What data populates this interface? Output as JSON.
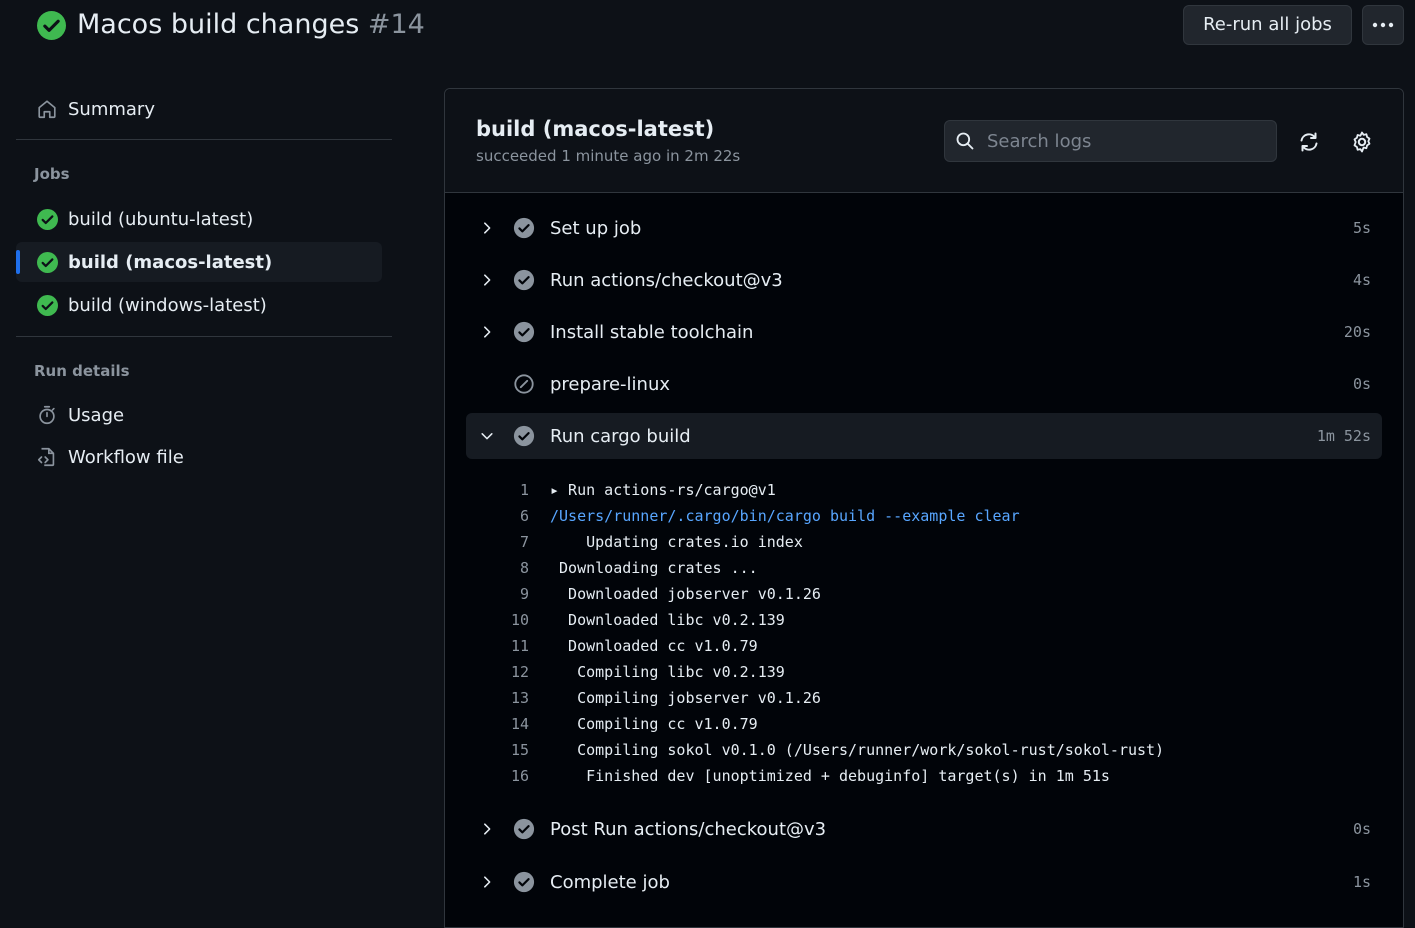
{
  "header": {
    "title": "Macos build changes",
    "run_number": "#14",
    "rerun_label": "Re-run all jobs",
    "more_icon": "kebab-horizontal-icon"
  },
  "sidebar": {
    "summary_label": "Summary",
    "jobs_heading": "Jobs",
    "jobs": [
      {
        "label": "build (ubuntu-latest)",
        "status": "success"
      },
      {
        "label": "build (macos-latest)",
        "status": "success",
        "active": true
      },
      {
        "label": "build (windows-latest)",
        "status": "success"
      }
    ],
    "run_details_heading": "Run details",
    "usage_label": "Usage",
    "workflow_file_label": "Workflow file"
  },
  "job": {
    "title": "build (macos-latest)",
    "subtitle": "succeeded 1 minute ago in 2m 22s",
    "search_placeholder": "Search logs"
  },
  "steps": [
    {
      "name": "Set up job",
      "duration": "5s",
      "status": "success"
    },
    {
      "name": "Run actions/checkout@v3",
      "duration": "4s",
      "status": "success"
    },
    {
      "name": "Install stable toolchain",
      "duration": "20s",
      "status": "success"
    },
    {
      "name": "prepare-linux",
      "duration": "0s",
      "status": "skipped"
    },
    {
      "name": "Run cargo build",
      "duration": "1m 52s",
      "status": "success",
      "expanded": true
    },
    {
      "name": "Post Run actions/checkout@v3",
      "duration": "0s",
      "status": "success"
    },
    {
      "name": "Complete job",
      "duration": "1s",
      "status": "success"
    }
  ],
  "log_lines": [
    {
      "n": "1",
      "text": "▸ Run actions-rs/cargo@v1"
    },
    {
      "n": "6",
      "text": "/Users/runner/.cargo/bin/cargo build --example clear",
      "cmd": true
    },
    {
      "n": "7",
      "text": "    Updating crates.io index"
    },
    {
      "n": "8",
      "text": " Downloading crates ..."
    },
    {
      "n": "9",
      "text": "  Downloaded jobserver v0.1.26"
    },
    {
      "n": "10",
      "text": "  Downloaded libc v0.2.139"
    },
    {
      "n": "11",
      "text": "  Downloaded cc v1.0.79"
    },
    {
      "n": "12",
      "text": "   Compiling libc v0.2.139"
    },
    {
      "n": "13",
      "text": "   Compiling jobserver v0.1.26"
    },
    {
      "n": "14",
      "text": "   Compiling cc v1.0.79"
    },
    {
      "n": "15",
      "text": "   Compiling sokol v0.1.0 (/Users/runner/work/sokol-rust/sokol-rust)"
    },
    {
      "n": "16",
      "text": "    Finished dev [unoptimized + debuginfo] target(s) in 1m 51s"
    }
  ],
  "colors": {
    "success": "#3fb950",
    "step_success": "#8b949e",
    "accent": "#1f6feb",
    "command": "#58a6ff"
  }
}
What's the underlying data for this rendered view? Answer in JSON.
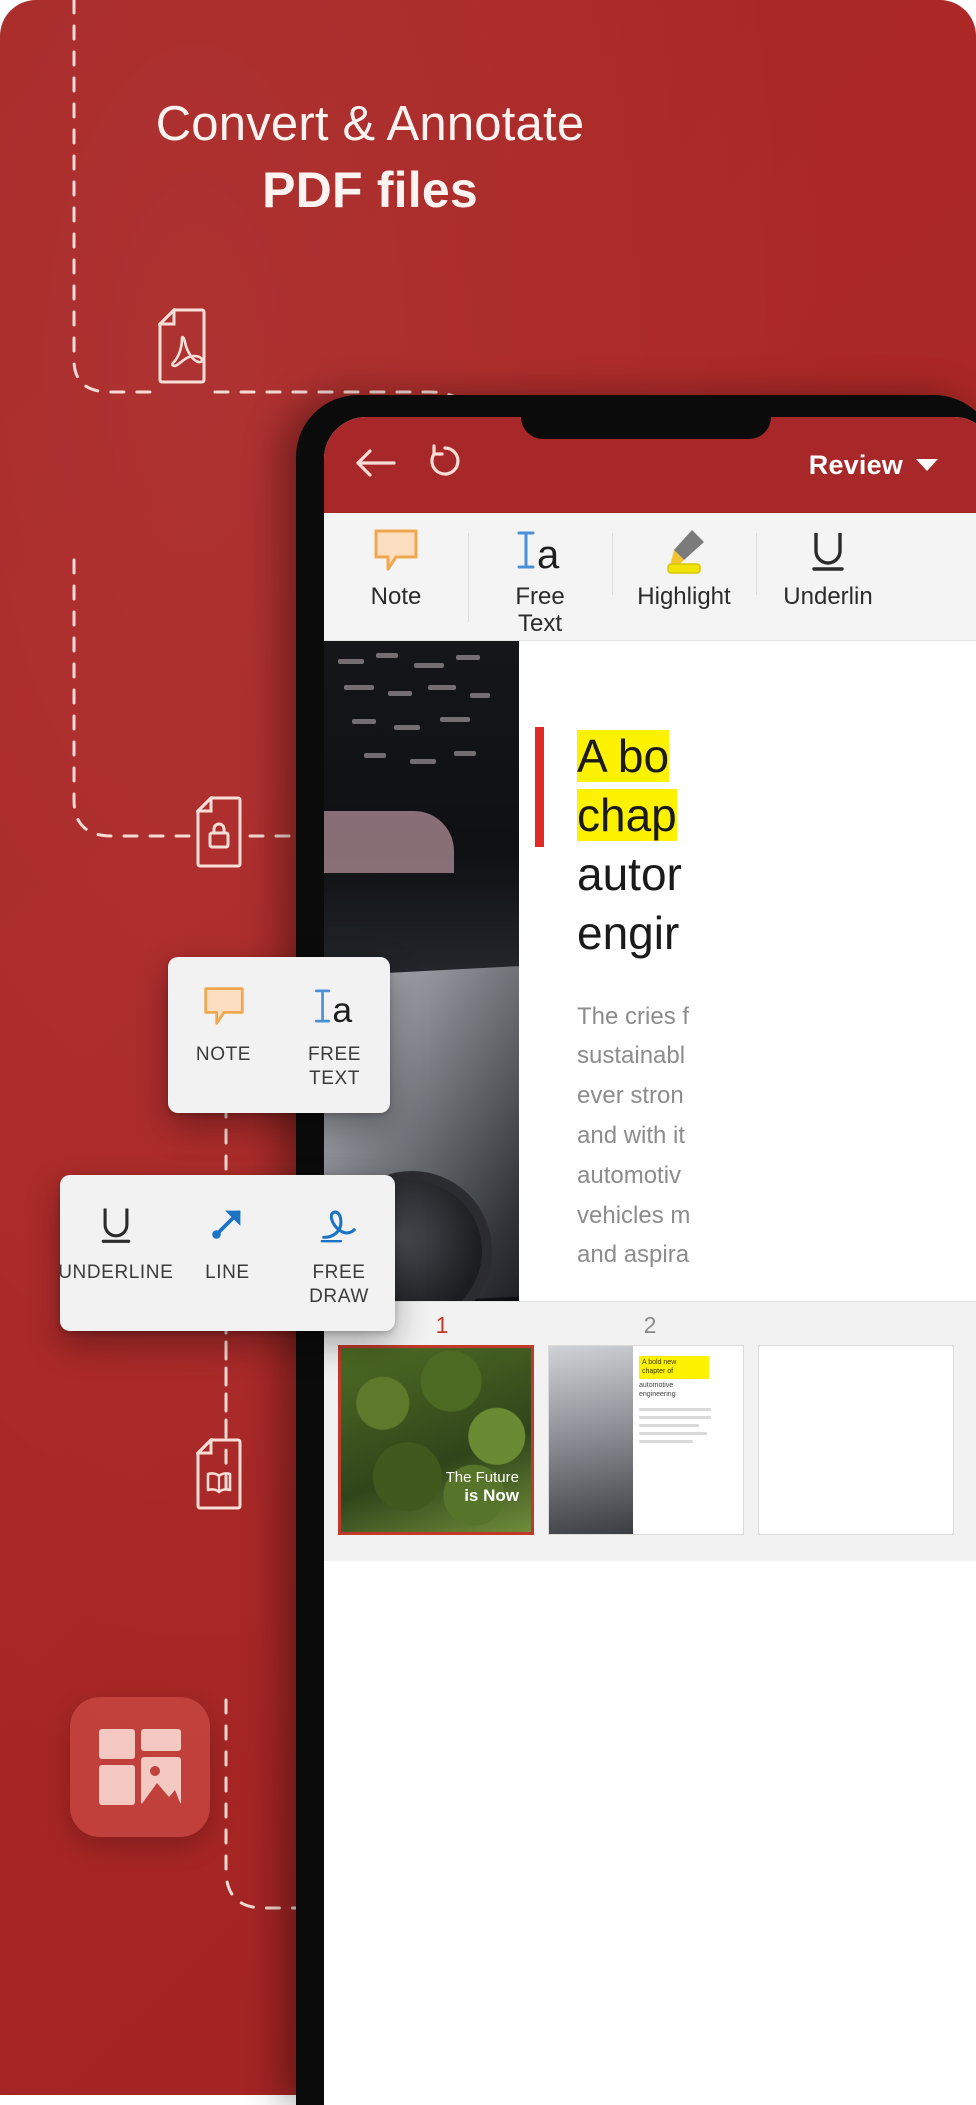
{
  "promo": {
    "headline_line1": "Convert & Annotate",
    "headline_line2": "PDF files",
    "background_color": "#a82726",
    "accent_color": "#c0392b",
    "icons": [
      {
        "name": "pdf-file-icon",
        "label": "PDF document"
      },
      {
        "name": "locked-file-icon",
        "label": "Protected document"
      },
      {
        "name": "book-file-icon",
        "label": "Read document"
      },
      {
        "name": "app-tile-icon",
        "label": "Office app tile"
      }
    ]
  },
  "phone": {
    "appbar": {
      "back_icon": "arrow-left-icon",
      "undo_icon": "undo-icon",
      "mode_label": "Review",
      "mode_caret": "chevron-down-icon",
      "background_color": "#a8282a"
    },
    "toolstrip": {
      "tools": [
        {
          "label": "Note",
          "icon": "note-bubble-icon",
          "color": "#f6b26b"
        },
        {
          "label": "Free\nText",
          "label_line1": "Free",
          "label_line2": "Text",
          "icon": "free-text-icon",
          "color": "#4a90d9"
        },
        {
          "label": "Highlight",
          "icon": "highlighter-icon",
          "color": "#f2e205"
        },
        {
          "label": "Underline",
          "label_truncated": "Underlin",
          "icon": "underline-icon",
          "color": "#2b2b2b"
        }
      ]
    },
    "document": {
      "heading_highlighted_line1": "A bo",
      "heading_highlighted_line2": "chap",
      "heading_line3": "autor",
      "heading_line4": "engir",
      "highlight_color": "#fff200",
      "margin_bar_color": "#e02a26",
      "body_lines": [
        "The cries f",
        "sustainabl",
        "ever stron",
        "and with it",
        "automotiv",
        "vehicles m",
        "and aspira"
      ]
    },
    "thumbnails": {
      "page_numbers": [
        "1",
        "2"
      ],
      "active_page": "1",
      "thumb1_caption_line1": "The Future",
      "thumb1_caption_line2": "is Now",
      "thumb2_text_line1": "A bold new",
      "thumb2_text_line2": "chapter of",
      "thumb2_text_line3": "automotive",
      "thumb2_text_line4": "engineering"
    }
  },
  "cards": {
    "card_note": {
      "items": [
        {
          "label": "NOTE",
          "icon": "note-bubble-icon"
        },
        {
          "label_line1": "FREE",
          "label_line2": "TEXT",
          "icon": "free-text-icon"
        }
      ]
    },
    "card_draw": {
      "items": [
        {
          "label": "UNDERLINE",
          "icon": "underline-icon"
        },
        {
          "label": "LINE",
          "icon": "arrow-line-icon"
        },
        {
          "label_line1": "FREE",
          "label_line2": "DRAW",
          "icon": "free-draw-icon"
        }
      ]
    }
  }
}
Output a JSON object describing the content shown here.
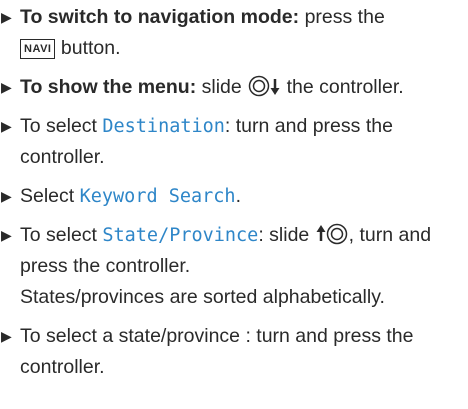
{
  "steps": [
    {
      "lead_bold": "To switch to navigation mode:",
      "text_a": " press the ",
      "key_label": "NAVI",
      "text_b": " button."
    },
    {
      "lead_bold": "To show the menu:",
      "text_a": " slide ",
      "icon": "controller-slide-down-icon",
      "text_b": " the controller."
    },
    {
      "text_a": "To select ",
      "term": "Destination",
      "text_b": ": turn and press the controller."
    },
    {
      "text_a": "Select ",
      "term": "Keyword Search",
      "text_b": "."
    },
    {
      "text_a": "To select ",
      "term": "State/Province",
      "text_b": ": slide ",
      "icon": "controller-slide-up-icon",
      "text_c": ", turn and press the controller.",
      "note": "States/provinces are sorted alphabetically."
    },
    {
      "text_a": "To select a state/province : turn and press the controller."
    }
  ],
  "colors": {
    "text": "#2a2a2a",
    "term": "#2e86c8"
  }
}
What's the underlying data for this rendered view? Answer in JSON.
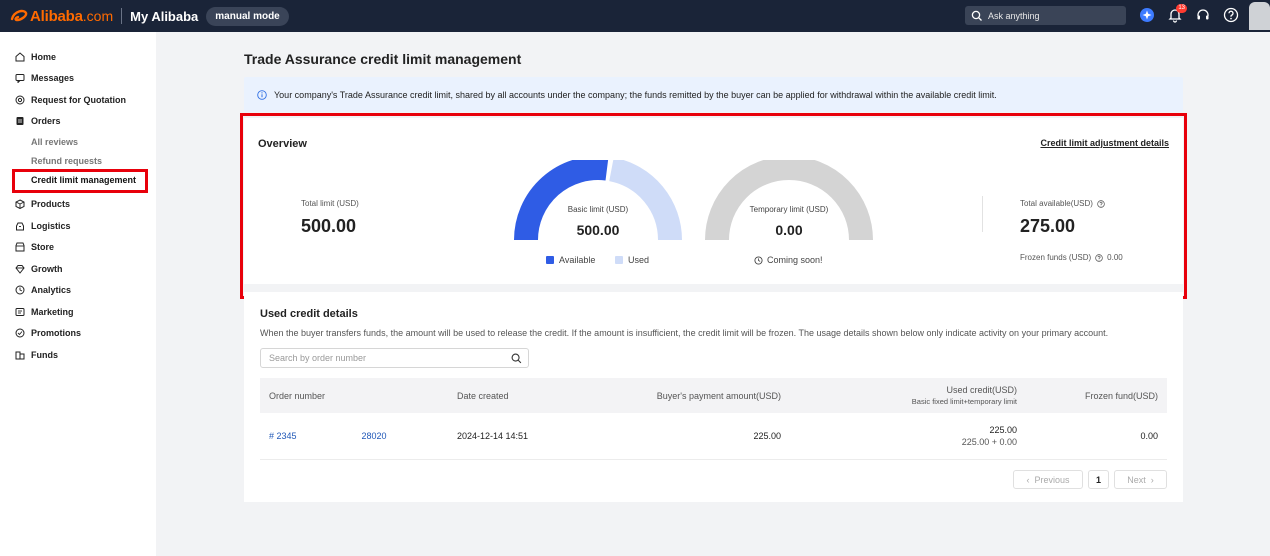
{
  "topbar": {
    "brand": "Alibaba",
    "brand_suffix": ".com",
    "my_alibaba": "My Alibaba",
    "mode": "manual mode",
    "search_placeholder": "Ask anything",
    "notification_count": "13"
  },
  "sidebar": {
    "items": [
      {
        "label": "Home",
        "icon": "home-icon"
      },
      {
        "label": "Messages",
        "icon": "message-icon"
      },
      {
        "label": "Request for Quotation",
        "icon": "rfq-icon"
      },
      {
        "label": "Orders",
        "icon": "orders-icon"
      },
      {
        "label": "Products",
        "icon": "box-icon"
      },
      {
        "label": "Logistics",
        "icon": "truck-icon"
      },
      {
        "label": "Store",
        "icon": "store-icon"
      },
      {
        "label": "Growth",
        "icon": "diamond-icon"
      },
      {
        "label": "Analytics",
        "icon": "clock-icon"
      },
      {
        "label": "Marketing",
        "icon": "marketing-icon"
      },
      {
        "label": "Promotions",
        "icon": "promotion-icon"
      },
      {
        "label": "Funds",
        "icon": "funds-icon"
      }
    ],
    "orders_sub": [
      "All reviews",
      "Refund requests",
      "Credit limit management"
    ]
  },
  "page": {
    "title": "Trade Assurance credit limit management",
    "info": "Your company's Trade Assurance credit limit, shared by all accounts under the company; the funds remitted by the buyer can be applied for withdrawal within the available credit limit."
  },
  "overview": {
    "title": "Overview",
    "adjust_link": "Credit limit adjustment details",
    "total_limit_label": "Total limit (USD)",
    "total_limit_value": "500.00",
    "basic_limit_label": "Basic limit (USD)",
    "basic_limit_value": "500.00",
    "basic_available_fraction": 0.55,
    "legend_available": "Available",
    "legend_used": "Used",
    "temporary_limit_label": "Temporary limit (USD)",
    "temporary_limit_value": "0.00",
    "coming_soon": "Coming soon!",
    "total_available_label": "Total available(USD)",
    "total_available_value": "275.00",
    "frozen_funds_label": "Frozen funds (USD)",
    "frozen_funds_value": "0.00",
    "colors": {
      "available": "#2f5ce5",
      "used": "#cfdcf8",
      "temporary": "#d4d4d4"
    }
  },
  "used_credit": {
    "title": "Used credit details",
    "description": "When the buyer transfers funds, the amount will be used to release the credit. If the amount is insufficient, the credit limit will be frozen. The usage details shown below only indicate activity on your primary account.",
    "search_placeholder": "Search by order number",
    "columns": {
      "order_number": "Order number",
      "date_created": "Date created",
      "payment_amount": "Buyer's payment amount(USD)",
      "used_credit": "Used credit(USD)",
      "used_credit_sub": "Basic fixed limit+temporary limit",
      "frozen_fund": "Frozen fund(USD)"
    },
    "rows": [
      {
        "order_prefix": "# 2345",
        "order_suffix": "28020",
        "date": "2024-12-14 14:51",
        "payment": "225.00",
        "used": "225.00",
        "used_breakdown": "225.00 + 0.00",
        "frozen": "0.00"
      }
    ],
    "pager": {
      "previous": "Previous",
      "page": "1",
      "next": "Next"
    }
  }
}
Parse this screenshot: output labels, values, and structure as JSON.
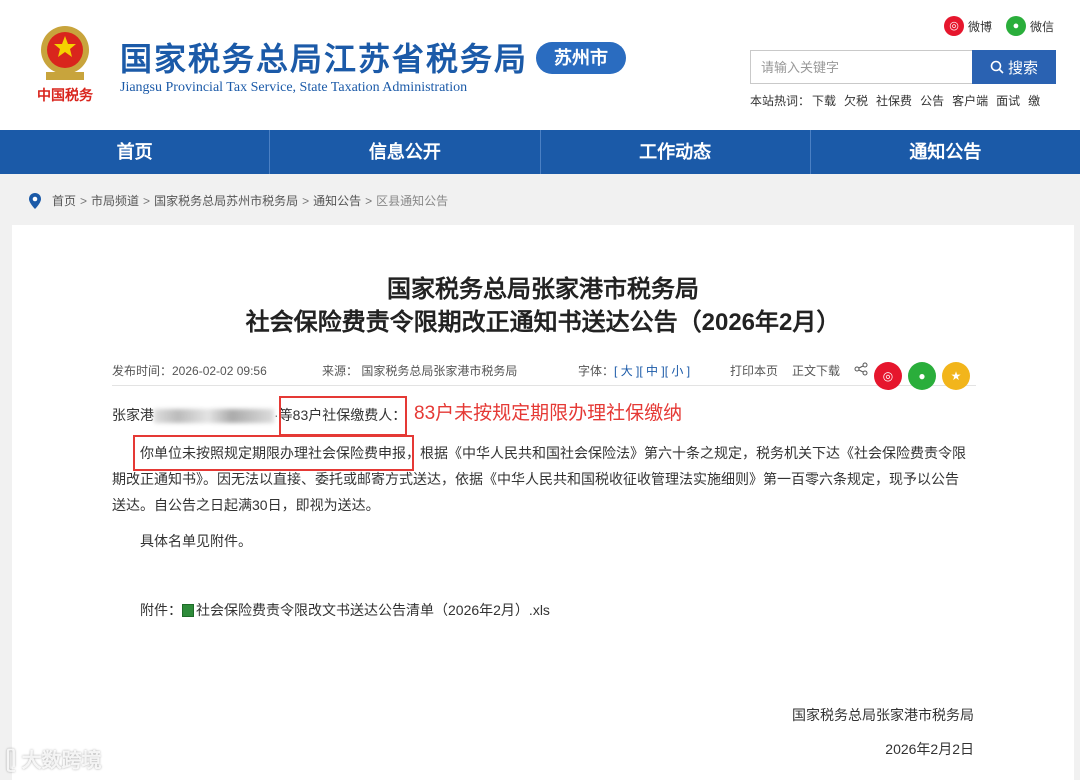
{
  "header": {
    "title": "国家税务总局江苏省税务局",
    "city": "苏州市",
    "subtitle": "Jiangsu Provincial Tax Service, State Taxation Administration",
    "emblem_text": "中国税务",
    "weibo": "微博",
    "wechat": "微信",
    "search_placeholder": "请输入关键字",
    "search_label": "搜索",
    "hotwords_label": "本站热词：",
    "hotwords": [
      "下载",
      "欠税",
      "社保费",
      "公告",
      "客户端",
      "面试",
      "缴"
    ]
  },
  "nav": [
    "首页",
    "信息公开",
    "工作动态",
    "通知公告"
  ],
  "breadcrumb": [
    "首页",
    "市局频道",
    "国家税务总局苏州市税务局",
    "通知公告",
    "区县通知公告"
  ],
  "article": {
    "title_line1": "国家税务总局张家港市税务局",
    "title_line2": "社会保险费责令限期改正通知书送达公告（2026年2月）",
    "publish_time": "发布时间：2026-02-02 09:56",
    "source": "来源：  国家税务总局张家港市税务局",
    "font_label": "字体：",
    "font_large": "大",
    "font_medium": "中",
    "font_small": "小",
    "print": "打印本页",
    "download": "正文下载",
    "addressee_prefix": "张家港",
    "addressee_suffix_a": "等",
    "addressee_suffix_b": "83户社保缴费人：",
    "annotation": "83户未按规定期限办理社保缴纳",
    "body_highlight": "你单位未按照规定期限办理社会保险费申报，",
    "body_rest_1": "根据《中华人民共和国社会保险法》第六十条之规定，税务机关下达《社会保险费责令限",
    "body_line_2": "期改正通知书》。因无法以直接、委托或邮寄方式送达，依据《中华人民共和国税收征收管理法实施细则》第一百零六条规定，现予以公告",
    "body_line_3": "送达。自公告之日起满30日，即视为送达。",
    "detail": "具体名单见附件。",
    "attachment_label": "附件：",
    "attachment_file": "社会保险费责令限改文书送达公告清单（2026年2月）.xls",
    "signature": "国家税务总局张家港市税务局",
    "date": "2026年2月2日"
  },
  "watermark": "大数跨境",
  "colors": {
    "brand_blue": "#1b5aa8",
    "highlight_red": "#e53935"
  }
}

● Aim of the task
Look through the listing above and count the lines where the string "Alibaba" appears. Report the number only.

● Task answer
2